(Task) Return every line of the listing from the line containing "significance-bracket <box>593 69 661 92</box>" to the line containing "bar-prior-hfref <box>362 178 430 476</box>", both included, reproducing each one character for character.

(Input records)
****************
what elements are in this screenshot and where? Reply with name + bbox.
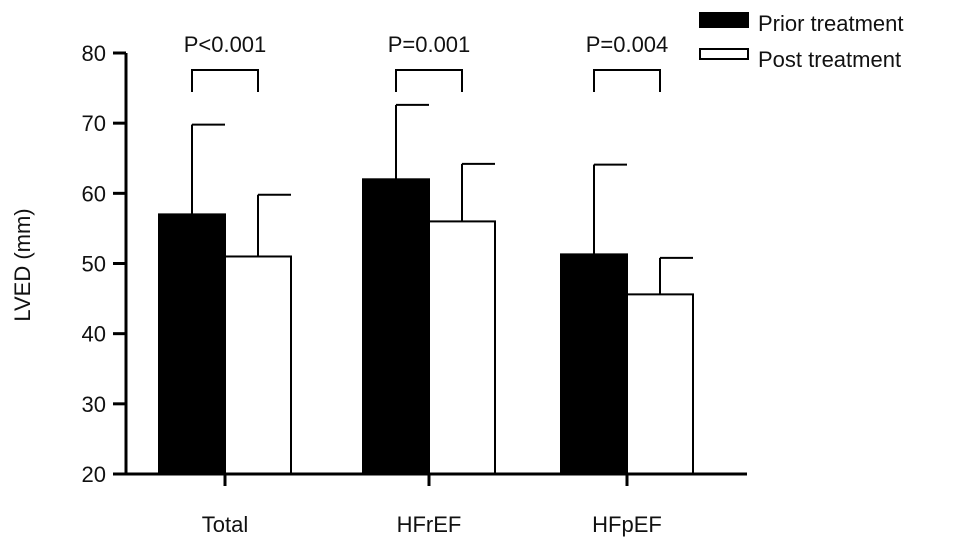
significance-bracket <box>593 69 661 92</box>
bar-post-hfpef <box>626 293 694 475</box>
x-tick-label: HFpEF <box>592 512 662 537</box>
legend-label-post: Post treatment <box>758 47 901 72</box>
y-tick-label: 80 <box>82 41 106 66</box>
y-axis-label: LVED (mm) <box>10 208 35 321</box>
y-tick-label: 20 <box>82 462 106 487</box>
y-tick-label: 40 <box>82 322 106 347</box>
significance-bracket <box>191 69 259 92</box>
bar-prior-total <box>158 213 226 475</box>
legend-label-prior: Prior treatment <box>758 11 904 36</box>
bar-post-total <box>224 255 292 475</box>
bar-prior-hfpef <box>560 253 628 475</box>
p-value-annotation: P=0.004 <box>586 32 669 57</box>
legend-swatch-post <box>699 48 749 60</box>
p-value-annotation: P<0.001 <box>184 32 267 57</box>
y-tick-label: 50 <box>82 252 106 277</box>
bar-post-hfref <box>428 220 496 475</box>
significance-bracket <box>395 69 463 92</box>
p-value-annotation: P=0.001 <box>388 32 471 57</box>
y-tick-label: 60 <box>82 181 106 206</box>
bar-prior-hfref <box>362 178 430 476</box>
y-tick-label: 70 <box>82 111 106 136</box>
x-tick-label: Total <box>202 512 248 537</box>
x-tick-label: HFrEF <box>397 512 462 537</box>
legend-swatch-prior <box>699 12 749 28</box>
y-tick-label: 30 <box>82 392 106 417</box>
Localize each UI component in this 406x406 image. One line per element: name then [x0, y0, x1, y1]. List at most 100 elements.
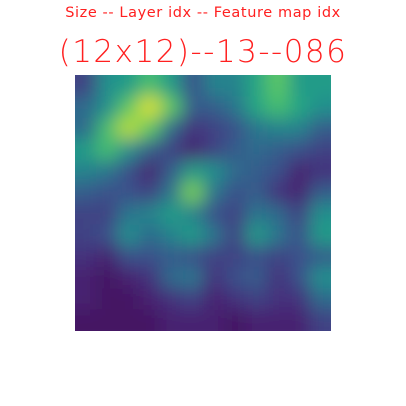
heatmap-cell — [224, 267, 247, 289]
heatmap-cell — [75, 139, 97, 161]
heatmap-cell — [139, 181, 161, 204]
heatmap-cell — [139, 139, 161, 161]
heatmap-cell — [96, 309, 119, 331]
heatmap-cell — [267, 309, 289, 331]
heatmap-cell — [203, 160, 225, 183]
heatmap-cell — [245, 96, 268, 119]
heatmap-cell — [288, 181, 311, 204]
heatmap-cell — [309, 267, 331, 289]
heatmap-cell — [160, 117, 183, 140]
heatmap-cell — [203, 117, 225, 140]
heatmap-cell — [160, 75, 183, 97]
heatmap-cell — [288, 309, 311, 331]
heatmap-cell — [139, 245, 161, 268]
heatmap-cell — [117, 139, 140, 161]
heatmap-cell — [288, 96, 311, 119]
heatmap-cell — [181, 309, 204, 331]
heatmap-cell — [224, 309, 247, 331]
heatmap-cell — [181, 245, 204, 268]
heatmap-cell — [181, 117, 204, 140]
heatmap-cell — [96, 245, 119, 268]
heatmap-cell — [160, 160, 183, 183]
heatmap-cell — [267, 117, 289, 140]
heatmap-cell — [224, 96, 247, 119]
heatmap-cell — [224, 181, 247, 204]
heatmap-cell — [75, 224, 97, 247]
heatmap-cell — [245, 75, 268, 97]
heatmap-cell — [181, 203, 204, 225]
feature-map-svg — [75, 75, 331, 331]
heatmap-cell — [75, 160, 97, 183]
heatmap-cell — [96, 117, 119, 140]
heatmap-cell — [160, 224, 183, 247]
heatmap-cell — [267, 139, 289, 161]
heatmap-cell — [117, 203, 140, 225]
heatmap-cell — [75, 75, 97, 97]
heatmap-cell — [139, 224, 161, 247]
heatmap-cell — [75, 96, 97, 119]
heatmap-cell — [309, 96, 331, 119]
heatmap-cell — [96, 75, 119, 97]
heatmap-cell — [139, 309, 161, 331]
heatmap-cell — [96, 288, 119, 311]
heatmap-cell — [181, 75, 204, 97]
heatmap-cell — [288, 117, 311, 140]
heatmap-cell — [96, 224, 119, 247]
heatmap-cell — [75, 267, 97, 289]
heatmap-cell — [117, 160, 140, 183]
heatmap-cell — [245, 117, 268, 140]
heatmap-cell — [267, 245, 289, 268]
heatmap-cell — [160, 309, 183, 331]
feature-map-cells — [75, 75, 331, 331]
heatmap-cell — [224, 117, 247, 140]
heatmap-cell — [309, 117, 331, 140]
heatmap-cell — [181, 267, 204, 289]
heatmap-cell — [267, 75, 289, 97]
heatmap-cell — [96, 267, 119, 289]
heatmap-cell — [245, 267, 268, 289]
feature-map-heatmap — [75, 75, 331, 331]
heatmap-cell — [267, 267, 289, 289]
heatmap-cell — [288, 75, 311, 97]
heatmap-cell — [203, 245, 225, 268]
heatmap-cell — [96, 203, 119, 225]
heatmap-cell — [160, 267, 183, 289]
heatmap-cell — [96, 139, 119, 161]
heatmap-cell — [267, 181, 289, 204]
heatmap-cell — [288, 245, 311, 268]
heatmap-cell — [203, 96, 225, 119]
heatmap-cell — [288, 203, 311, 225]
heatmap-cell — [75, 181, 97, 204]
heatmap-cell — [181, 96, 204, 119]
heatmap-cell — [75, 203, 97, 225]
caption-header: Size -- Layer idx -- Feature map idx — [65, 5, 341, 21]
heatmap-cell — [203, 203, 225, 225]
heatmap-cell — [245, 245, 268, 268]
heatmap-cell — [224, 139, 247, 161]
heatmap-cell — [203, 224, 225, 247]
heatmap-cell — [288, 267, 311, 289]
heatmap-cell — [181, 288, 204, 311]
heatmap-cell — [117, 117, 140, 140]
heatmap-cell — [309, 139, 331, 161]
heatmap-cell — [245, 160, 268, 183]
heatmap-cell — [309, 203, 331, 225]
heatmap-cell — [309, 181, 331, 204]
heatmap-cell — [309, 160, 331, 183]
heatmap-cell — [160, 139, 183, 161]
heatmap-cell — [224, 245, 247, 268]
heatmap-cell — [96, 160, 119, 183]
heatmap-cell — [160, 288, 183, 311]
heatmap-cell — [117, 96, 140, 119]
heatmap-cell — [139, 75, 161, 97]
heatmap-cell — [117, 224, 140, 247]
heatmap-cell — [267, 203, 289, 225]
heatmap-cell — [139, 96, 161, 119]
heatmap-cell — [203, 75, 225, 97]
heatmap-cell — [245, 203, 268, 225]
heatmap-cell — [245, 309, 268, 331]
heatmap-cell — [267, 96, 289, 119]
heatmap-cell — [203, 139, 225, 161]
heatmap-cell — [245, 288, 268, 311]
heatmap-cell — [117, 267, 140, 289]
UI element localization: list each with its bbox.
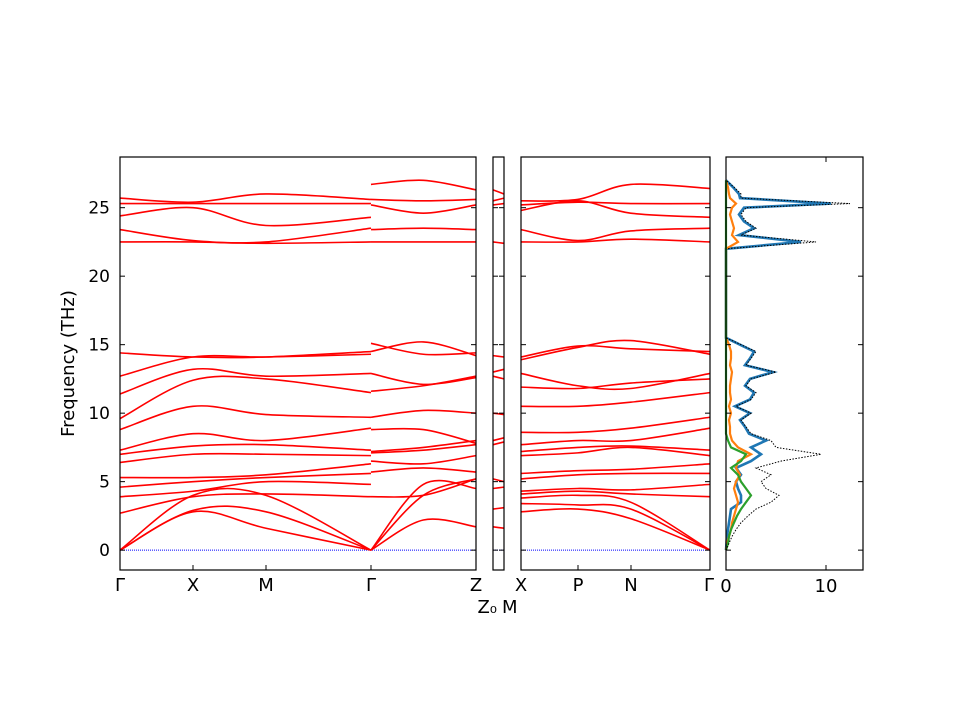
band-line <box>492 375 505 380</box>
band-line <box>119 353 372 377</box>
band-line <box>520 200 711 219</box>
band-line <box>492 506 505 510</box>
band-line <box>370 409 477 419</box>
kpoint-label: M <box>502 597 518 618</box>
band-line <box>119 206 372 227</box>
y-axis-label: Frequency (THz) <box>58 290 79 437</box>
band-line <box>119 452 371 464</box>
band-line <box>119 472 372 488</box>
band-line <box>370 518 477 551</box>
kpoint-label: Γ <box>704 575 714 596</box>
band-line <box>492 197 505 202</box>
band-line <box>119 493 372 514</box>
band-line <box>370 227 477 231</box>
band-line <box>119 193 372 204</box>
y-tick-label: 25 <box>88 199 110 219</box>
band-line <box>370 427 477 445</box>
x-tick-label: 0 <box>720 576 731 597</box>
band-line <box>520 339 711 361</box>
band-line <box>119 443 372 456</box>
band-line <box>520 391 711 408</box>
band-line <box>119 427 372 451</box>
band-line <box>520 502 711 551</box>
band-line <box>492 486 505 490</box>
band-line <box>492 202 505 206</box>
band-line <box>370 467 477 473</box>
band-line <box>492 189 505 195</box>
band-line <box>370 478 477 498</box>
band-line <box>492 354 505 358</box>
band-line <box>370 443 477 454</box>
dos-panel: 0 10 <box>720 157 851 597</box>
band-line <box>370 439 477 453</box>
band-line <box>492 368 505 373</box>
kpoint-label: Z₀ <box>477 597 497 618</box>
y-tick-label: 20 <box>88 267 110 287</box>
band-line <box>370 341 477 357</box>
band-line <box>520 483 711 493</box>
band-line <box>520 494 711 551</box>
dos-total <box>725 179 851 551</box>
band-line <box>520 472 711 480</box>
band-panel-2: Z₀ M <box>477 189 518 618</box>
kpoint-label: Γ <box>366 575 376 596</box>
band-line <box>119 350 372 359</box>
kpoint-label: Γ <box>115 575 125 596</box>
y-tick-label: 5 <box>99 473 110 493</box>
kpoint-label: X <box>187 575 199 596</box>
band-line <box>119 487 372 551</box>
band-line <box>370 198 477 202</box>
band-line <box>370 342 477 356</box>
band-line <box>119 367 372 395</box>
band-line <box>370 204 477 214</box>
band-line <box>370 372 477 386</box>
band-line <box>119 505 372 551</box>
x-tick-label: 10 <box>815 576 838 597</box>
band-line <box>492 437 505 442</box>
band-line <box>520 490 711 498</box>
band-line <box>370 179 477 191</box>
kpoint-label: N <box>624 575 637 596</box>
band-line <box>520 344 711 358</box>
band-line <box>520 238 711 243</box>
band-line <box>119 375 372 420</box>
kpoint-label: P <box>573 575 584 596</box>
band-line <box>520 508 711 551</box>
band-line <box>119 463 372 479</box>
y-tick-label: 0 <box>99 541 110 561</box>
band-line <box>492 526 505 530</box>
band-panel-1-frame <box>119 156 477 571</box>
band-line <box>520 427 711 446</box>
band-line <box>520 372 711 391</box>
band-line <box>119 227 372 244</box>
band-line <box>520 463 711 475</box>
kpoint-label: M <box>258 575 274 596</box>
band-line <box>520 445 711 453</box>
dos-series-2 <box>724 179 754 551</box>
band-line <box>370 454 477 465</box>
band-line <box>492 241 505 245</box>
band-line <box>119 405 372 431</box>
band-line <box>520 201 711 206</box>
band-line <box>119 510 372 551</box>
band-line <box>119 480 372 498</box>
band-line <box>370 479 477 551</box>
kpoint-label: Z <box>470 575 482 596</box>
band-panel-2-frame <box>492 156 505 571</box>
band-panel-3-frame <box>520 156 711 571</box>
band-line <box>492 441 505 446</box>
band-line <box>520 416 711 434</box>
band-line <box>370 375 477 393</box>
band-line <box>520 446 711 457</box>
band-line <box>520 183 711 202</box>
dos-panel-frame <box>725 156 864 571</box>
band-line <box>520 227 711 242</box>
y-tick-label: 15 <box>88 336 110 356</box>
kpoint-label: X <box>515 575 527 596</box>
y-tick-label: 10 <box>88 404 110 424</box>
****************
(Reply to the task)
significance-bracket <box>593 69 661 92</box>
bar-post-hfpef <box>626 293 694 475</box>
x-tick-label: HFpEF <box>592 512 662 537</box>
legend-label-post: Post treatment <box>758 47 901 72</box>
y-tick-label: 80 <box>82 41 106 66</box>
y-axis-label: LVED (mm) <box>10 208 35 321</box>
y-tick-label: 20 <box>82 462 106 487</box>
y-tick-label: 40 <box>82 322 106 347</box>
significance-bracket <box>191 69 259 92</box>
bar-prior-total <box>158 213 226 475</box>
legend-label-prior: Prior treatment <box>758 11 904 36</box>
bar-post-total <box>224 255 292 475</box>
bar-prior-hfpef <box>560 253 628 475</box>
p-value-annotation: P=0.004 <box>586 32 669 57</box>
legend-swatch-post <box>699 48 749 60</box>
p-value-annotation: P<0.001 <box>184 32 267 57</box>
y-tick-label: 50 <box>82 252 106 277</box>
bar-post-hfref <box>428 220 496 475</box>
significance-bracket <box>395 69 463 92</box>
p-value-annotation: P=0.001 <box>388 32 471 57</box>
y-tick-label: 60 <box>82 181 106 206</box>
bar-prior-hfref <box>362 178 430 476</box>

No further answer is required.